▶ [Raw records]:
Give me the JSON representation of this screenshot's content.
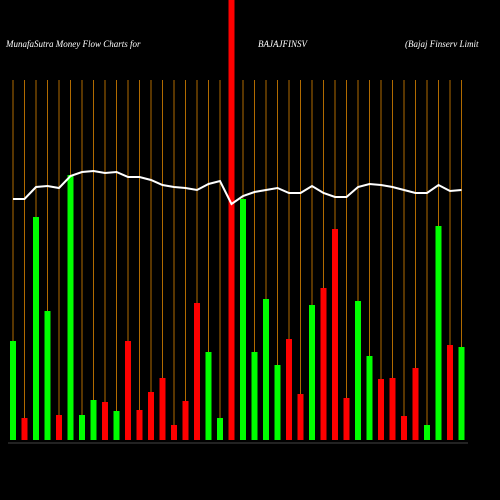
{
  "chart_data": {
    "type": "bar",
    "title": "MunafaSutra  Money Flow  Charts for",
    "subtitle": "BAJAJFINSV",
    "annotation": "(Bajaj Finserv   Limit",
    "categories": [
      null,
      null,
      null,
      null,
      null,
      null,
      null,
      null,
      null,
      null,
      null,
      null,
      null,
      null,
      null,
      null,
      null,
      null,
      null,
      null,
      null,
      null,
      null,
      null,
      null,
      null,
      null,
      null,
      null,
      null,
      null,
      null,
      null,
      null,
      null,
      null,
      null,
      null,
      null,
      null
    ],
    "values": [
      99,
      22,
      223,
      129,
      25,
      265,
      25,
      40,
      38,
      29,
      99,
      30,
      48,
      62,
      15,
      39,
      137,
      88,
      22,
      445,
      241,
      88,
      141,
      75,
      101,
      46,
      135,
      152,
      211,
      42,
      139,
      84,
      61,
      62,
      24,
      72,
      15,
      214,
      95,
      93
    ],
    "colors": [
      "#00ff00",
      "#ff0000",
      "#00ff00",
      "#00ff00",
      "#ff0000",
      "#00ff00",
      "#00ff00",
      "#00ff00",
      "#ff0000",
      "#00ff00",
      "#ff0000",
      "#ff0000",
      "#ff0000",
      "#ff0000",
      "#ff0000",
      "#ff0000",
      "#ff0000",
      "#00ff00",
      "#00ff00",
      "#ff0000",
      "#00ff00",
      "#00ff00",
      "#00ff00",
      "#00ff00",
      "#ff0000",
      "#ff0000",
      "#00ff00",
      "#ff0000",
      "#ff0000",
      "#ff0000",
      "#00ff00",
      "#00ff00",
      "#ff0000",
      "#ff0000",
      "#ff0000",
      "#ff0000",
      "#00ff00",
      "#00ff00",
      "#ff0000",
      "#00ff00"
    ],
    "line_values": [
      241,
      241,
      253,
      254,
      252,
      264,
      268,
      269,
      267,
      268,
      263,
      263,
      260,
      255,
      253,
      252,
      250,
      256,
      259,
      236,
      244,
      248,
      250,
      252,
      247,
      247,
      254,
      247,
      243,
      243,
      253,
      256,
      255,
      253,
      250,
      247,
      247,
      255,
      249,
      250
    ],
    "line_color": "#ffffff",
    "ylim": [
      0,
      440
    ]
  }
}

▶ [PROMPT]: Transcribe the full listing above exactly as it stands, minus the pictures.

▶ [FINISHED EXERCISE]:
Give me the JSON representation of this screenshot's content.
{
  "chart_data": {
    "type": "bar",
    "title": "MunafaSutra  Money Flow  Charts for",
    "subtitle": "BAJAJFINSV",
    "annotation": "(Bajaj Finserv   Limit",
    "categories": [
      null,
      null,
      null,
      null,
      null,
      null,
      null,
      null,
      null,
      null,
      null,
      null,
      null,
      null,
      null,
      null,
      null,
      null,
      null,
      null,
      null,
      null,
      null,
      null,
      null,
      null,
      null,
      null,
      null,
      null,
      null,
      null,
      null,
      null,
      null,
      null,
      null,
      null,
      null,
      null
    ],
    "values": [
      99,
      22,
      223,
      129,
      25,
      265,
      25,
      40,
      38,
      29,
      99,
      30,
      48,
      62,
      15,
      39,
      137,
      88,
      22,
      445,
      241,
      88,
      141,
      75,
      101,
      46,
      135,
      152,
      211,
      42,
      139,
      84,
      61,
      62,
      24,
      72,
      15,
      214,
      95,
      93
    ],
    "colors": [
      "#00ff00",
      "#ff0000",
      "#00ff00",
      "#00ff00",
      "#ff0000",
      "#00ff00",
      "#00ff00",
      "#00ff00",
      "#ff0000",
      "#00ff00",
      "#ff0000",
      "#ff0000",
      "#ff0000",
      "#ff0000",
      "#ff0000",
      "#ff0000",
      "#ff0000",
      "#00ff00",
      "#00ff00",
      "#ff0000",
      "#00ff00",
      "#00ff00",
      "#00ff00",
      "#00ff00",
      "#ff0000",
      "#ff0000",
      "#00ff00",
      "#ff0000",
      "#ff0000",
      "#ff0000",
      "#00ff00",
      "#00ff00",
      "#ff0000",
      "#ff0000",
      "#ff0000",
      "#ff0000",
      "#00ff00",
      "#00ff00",
      "#ff0000",
      "#00ff00"
    ],
    "line_values": [
      241,
      241,
      253,
      254,
      252,
      264,
      268,
      269,
      267,
      268,
      263,
      263,
      260,
      255,
      253,
      252,
      250,
      256,
      259,
      236,
      244,
      248,
      250,
      252,
      247,
      247,
      254,
      247,
      243,
      243,
      253,
      256,
      255,
      253,
      250,
      247,
      247,
      255,
      249,
      250
    ],
    "line_color": "#ffffff",
    "ylim": [
      0,
      440
    ]
  }
}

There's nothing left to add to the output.